THE TASK:
Please copy all the lines that follow, word for word.

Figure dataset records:
---
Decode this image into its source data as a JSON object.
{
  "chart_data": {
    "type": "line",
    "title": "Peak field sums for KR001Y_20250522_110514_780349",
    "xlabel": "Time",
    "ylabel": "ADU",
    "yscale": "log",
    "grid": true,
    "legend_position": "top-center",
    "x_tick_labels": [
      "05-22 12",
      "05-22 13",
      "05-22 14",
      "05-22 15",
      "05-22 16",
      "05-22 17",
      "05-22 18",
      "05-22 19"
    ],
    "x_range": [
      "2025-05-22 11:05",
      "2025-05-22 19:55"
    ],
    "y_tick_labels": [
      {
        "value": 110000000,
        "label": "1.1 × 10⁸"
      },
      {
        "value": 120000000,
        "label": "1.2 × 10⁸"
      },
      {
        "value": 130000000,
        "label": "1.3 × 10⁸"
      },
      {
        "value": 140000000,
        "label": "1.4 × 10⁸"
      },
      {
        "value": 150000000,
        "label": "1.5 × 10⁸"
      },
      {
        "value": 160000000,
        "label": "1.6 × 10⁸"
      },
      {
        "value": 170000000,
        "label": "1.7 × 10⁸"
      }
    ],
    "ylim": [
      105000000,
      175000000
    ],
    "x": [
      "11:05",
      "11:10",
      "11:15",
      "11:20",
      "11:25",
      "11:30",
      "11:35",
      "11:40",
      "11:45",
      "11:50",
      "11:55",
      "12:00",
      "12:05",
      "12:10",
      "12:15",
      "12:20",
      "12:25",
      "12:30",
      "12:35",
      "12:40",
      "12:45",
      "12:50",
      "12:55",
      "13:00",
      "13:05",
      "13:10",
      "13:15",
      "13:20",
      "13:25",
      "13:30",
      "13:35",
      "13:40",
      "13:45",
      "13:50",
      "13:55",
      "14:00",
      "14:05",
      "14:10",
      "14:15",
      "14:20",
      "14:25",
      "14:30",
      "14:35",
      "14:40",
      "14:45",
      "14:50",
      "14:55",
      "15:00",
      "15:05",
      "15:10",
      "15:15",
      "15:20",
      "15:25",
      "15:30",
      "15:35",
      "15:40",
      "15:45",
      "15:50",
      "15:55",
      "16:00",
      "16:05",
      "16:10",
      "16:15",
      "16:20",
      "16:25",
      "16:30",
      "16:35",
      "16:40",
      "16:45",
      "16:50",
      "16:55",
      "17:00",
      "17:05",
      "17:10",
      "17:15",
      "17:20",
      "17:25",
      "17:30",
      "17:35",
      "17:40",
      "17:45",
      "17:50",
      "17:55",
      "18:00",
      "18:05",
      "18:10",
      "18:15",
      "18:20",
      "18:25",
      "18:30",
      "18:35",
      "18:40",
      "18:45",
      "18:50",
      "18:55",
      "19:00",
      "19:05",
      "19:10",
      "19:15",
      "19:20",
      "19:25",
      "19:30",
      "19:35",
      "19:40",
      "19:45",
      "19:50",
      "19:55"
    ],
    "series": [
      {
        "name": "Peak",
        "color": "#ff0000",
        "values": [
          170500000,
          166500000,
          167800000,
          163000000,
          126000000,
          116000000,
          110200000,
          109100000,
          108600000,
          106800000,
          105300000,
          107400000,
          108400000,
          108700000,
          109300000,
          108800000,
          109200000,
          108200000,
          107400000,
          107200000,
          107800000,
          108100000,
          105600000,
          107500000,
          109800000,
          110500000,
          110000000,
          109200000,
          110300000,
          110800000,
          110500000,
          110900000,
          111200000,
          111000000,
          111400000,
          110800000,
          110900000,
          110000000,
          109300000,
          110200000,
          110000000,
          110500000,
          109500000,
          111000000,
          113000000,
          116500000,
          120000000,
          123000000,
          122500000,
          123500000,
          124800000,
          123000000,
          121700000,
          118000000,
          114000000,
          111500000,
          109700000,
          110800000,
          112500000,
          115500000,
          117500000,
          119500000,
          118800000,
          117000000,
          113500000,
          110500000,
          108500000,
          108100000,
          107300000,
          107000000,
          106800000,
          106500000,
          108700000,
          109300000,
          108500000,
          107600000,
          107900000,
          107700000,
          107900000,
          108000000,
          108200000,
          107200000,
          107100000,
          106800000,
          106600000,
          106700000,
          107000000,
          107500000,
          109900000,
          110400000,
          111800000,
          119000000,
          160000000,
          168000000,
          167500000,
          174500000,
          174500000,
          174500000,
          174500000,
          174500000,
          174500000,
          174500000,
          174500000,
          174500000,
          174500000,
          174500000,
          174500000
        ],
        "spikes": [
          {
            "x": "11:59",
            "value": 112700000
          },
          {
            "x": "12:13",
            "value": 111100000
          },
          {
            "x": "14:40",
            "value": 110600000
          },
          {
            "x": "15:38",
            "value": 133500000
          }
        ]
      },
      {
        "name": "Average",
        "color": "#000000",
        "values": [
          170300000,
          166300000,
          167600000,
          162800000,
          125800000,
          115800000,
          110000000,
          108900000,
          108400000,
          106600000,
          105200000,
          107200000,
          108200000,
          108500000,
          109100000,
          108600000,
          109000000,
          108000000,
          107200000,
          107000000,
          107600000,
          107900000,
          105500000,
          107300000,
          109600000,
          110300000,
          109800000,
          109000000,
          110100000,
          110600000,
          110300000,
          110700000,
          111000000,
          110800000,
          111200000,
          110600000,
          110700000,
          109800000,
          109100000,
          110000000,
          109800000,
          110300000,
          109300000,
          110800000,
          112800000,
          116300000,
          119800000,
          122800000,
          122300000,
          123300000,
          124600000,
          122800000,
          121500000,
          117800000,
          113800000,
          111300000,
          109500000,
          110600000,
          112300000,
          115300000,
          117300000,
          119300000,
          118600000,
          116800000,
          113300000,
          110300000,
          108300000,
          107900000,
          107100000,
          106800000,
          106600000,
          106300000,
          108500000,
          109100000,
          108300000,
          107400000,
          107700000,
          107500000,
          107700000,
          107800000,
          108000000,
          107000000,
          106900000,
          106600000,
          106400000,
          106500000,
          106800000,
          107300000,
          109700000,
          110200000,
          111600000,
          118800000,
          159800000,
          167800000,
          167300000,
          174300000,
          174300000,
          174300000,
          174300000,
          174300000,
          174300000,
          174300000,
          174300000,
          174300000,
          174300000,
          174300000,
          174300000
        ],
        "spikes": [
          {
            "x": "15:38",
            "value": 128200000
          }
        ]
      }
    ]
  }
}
---
THE RESULT:
Decode this image into its source data as a JSON object.
{
  "chart_data": {
    "type": "line",
    "title": "Peak field sums for KR001Y_20250522_110514_780349",
    "xlabel": "Time",
    "ylabel": "ADU",
    "yscale": "log",
    "grid": true,
    "legend_position": "top-center",
    "x_tick_labels": [
      "05-22 12",
      "05-22 13",
      "05-22 14",
      "05-22 15",
      "05-22 16",
      "05-22 17",
      "05-22 18",
      "05-22 19"
    ],
    "x_range": [
      "2025-05-22 11:05",
      "2025-05-22 19:55"
    ],
    "y_tick_labels": [
      {
        "value": 110000000,
        "label": "1.1 × 10⁸"
      },
      {
        "value": 120000000,
        "label": "1.2 × 10⁸"
      },
      {
        "value": 130000000,
        "label": "1.3 × 10⁸"
      },
      {
        "value": 140000000,
        "label": "1.4 × 10⁸"
      },
      {
        "value": 150000000,
        "label": "1.5 × 10⁸"
      },
      {
        "value": 160000000,
        "label": "1.6 × 10⁸"
      },
      {
        "value": 170000000,
        "label": "1.7 × 10⁸"
      }
    ],
    "ylim": [
      105000000,
      175000000
    ],
    "x": [
      "11:05",
      "11:10",
      "11:15",
      "11:20",
      "11:25",
      "11:30",
      "11:35",
      "11:40",
      "11:45",
      "11:50",
      "11:55",
      "12:00",
      "12:05",
      "12:10",
      "12:15",
      "12:20",
      "12:25",
      "12:30",
      "12:35",
      "12:40",
      "12:45",
      "12:50",
      "12:55",
      "13:00",
      "13:05",
      "13:10",
      "13:15",
      "13:20",
      "13:25",
      "13:30",
      "13:35",
      "13:40",
      "13:45",
      "13:50",
      "13:55",
      "14:00",
      "14:05",
      "14:10",
      "14:15",
      "14:20",
      "14:25",
      "14:30",
      "14:35",
      "14:40",
      "14:45",
      "14:50",
      "14:55",
      "15:00",
      "15:05",
      "15:10",
      "15:15",
      "15:20",
      "15:25",
      "15:30",
      "15:35",
      "15:40",
      "15:45",
      "15:50",
      "15:55",
      "16:00",
      "16:05",
      "16:10",
      "16:15",
      "16:20",
      "16:25",
      "16:30",
      "16:35",
      "16:40",
      "16:45",
      "16:50",
      "16:55",
      "17:00",
      "17:05",
      "17:10",
      "17:15",
      "17:20",
      "17:25",
      "17:30",
      "17:35",
      "17:40",
      "17:45",
      "17:50",
      "17:55",
      "18:00",
      "18:05",
      "18:10",
      "18:15",
      "18:20",
      "18:25",
      "18:30",
      "18:35",
      "18:40",
      "18:45",
      "18:50",
      "18:55",
      "19:00",
      "19:05",
      "19:10",
      "19:15",
      "19:20",
      "19:25",
      "19:30",
      "19:35",
      "19:40",
      "19:45",
      "19:50",
      "19:55"
    ],
    "series": [
      {
        "name": "Peak",
        "color": "#ff0000",
        "values": [
          170500000,
          166500000,
          167800000,
          163000000,
          126000000,
          116000000,
          110200000,
          109100000,
          108600000,
          106800000,
          105300000,
          107400000,
          108400000,
          108700000,
          109300000,
          108800000,
          109200000,
          108200000,
          107400000,
          107200000,
          107800000,
          108100000,
          105600000,
          107500000,
          109800000,
          110500000,
          110000000,
          109200000,
          110300000,
          110800000,
          110500000,
          110900000,
          111200000,
          111000000,
          111400000,
          110800000,
          110900000,
          110000000,
          109300000,
          110200000,
          110000000,
          110500000,
          109500000,
          111000000,
          113000000,
          116500000,
          120000000,
          123000000,
          122500000,
          123500000,
          124800000,
          123000000,
          121700000,
          118000000,
          114000000,
          111500000,
          109700000,
          110800000,
          112500000,
          115500000,
          117500000,
          119500000,
          118800000,
          117000000,
          113500000,
          110500000,
          108500000,
          108100000,
          107300000,
          107000000,
          106800000,
          106500000,
          108700000,
          109300000,
          108500000,
          107600000,
          107900000,
          107700000,
          107900000,
          108000000,
          108200000,
          107200000,
          107100000,
          106800000,
          106600000,
          106700000,
          107000000,
          107500000,
          109900000,
          110400000,
          111800000,
          119000000,
          160000000,
          168000000,
          167500000,
          174500000,
          174500000,
          174500000,
          174500000,
          174500000,
          174500000,
          174500000,
          174500000,
          174500000,
          174500000,
          174500000,
          174500000
        ],
        "spikes": [
          {
            "x": "11:59",
            "value": 112700000
          },
          {
            "x": "12:13",
            "value": 111100000
          },
          {
            "x": "14:40",
            "value": 110600000
          },
          {
            "x": "15:38",
            "value": 133500000
          }
        ]
      },
      {
        "name": "Average",
        "color": "#000000",
        "values": [
          170300000,
          166300000,
          167600000,
          162800000,
          125800000,
          115800000,
          110000000,
          108900000,
          108400000,
          106600000,
          105200000,
          107200000,
          108200000,
          108500000,
          109100000,
          108600000,
          109000000,
          108000000,
          107200000,
          107000000,
          107600000,
          107900000,
          105500000,
          107300000,
          109600000,
          110300000,
          109800000,
          109000000,
          110100000,
          110600000,
          110300000,
          110700000,
          111000000,
          110800000,
          111200000,
          110600000,
          110700000,
          109800000,
          109100000,
          110000000,
          109800000,
          110300000,
          109300000,
          110800000,
          112800000,
          116300000,
          119800000,
          122800000,
          122300000,
          123300000,
          124600000,
          122800000,
          121500000,
          117800000,
          113800000,
          111300000,
          109500000,
          110600000,
          112300000,
          115300000,
          117300000,
          119300000,
          118600000,
          116800000,
          113300000,
          110300000,
          108300000,
          107900000,
          107100000,
          106800000,
          106600000,
          106300000,
          108500000,
          109100000,
          108300000,
          107400000,
          107700000,
          107500000,
          107700000,
          107800000,
          108000000,
          107000000,
          106900000,
          106600000,
          106400000,
          106500000,
          106800000,
          107300000,
          109700000,
          110200000,
          111600000,
          118800000,
          159800000,
          167800000,
          167300000,
          174300000,
          174300000,
          174300000,
          174300000,
          174300000,
          174300000,
          174300000,
          174300000,
          174300000,
          174300000,
          174300000,
          174300000
        ],
        "spikes": [
          {
            "x": "15:38",
            "value": 128200000
          }
        ]
      }
    ]
  }
}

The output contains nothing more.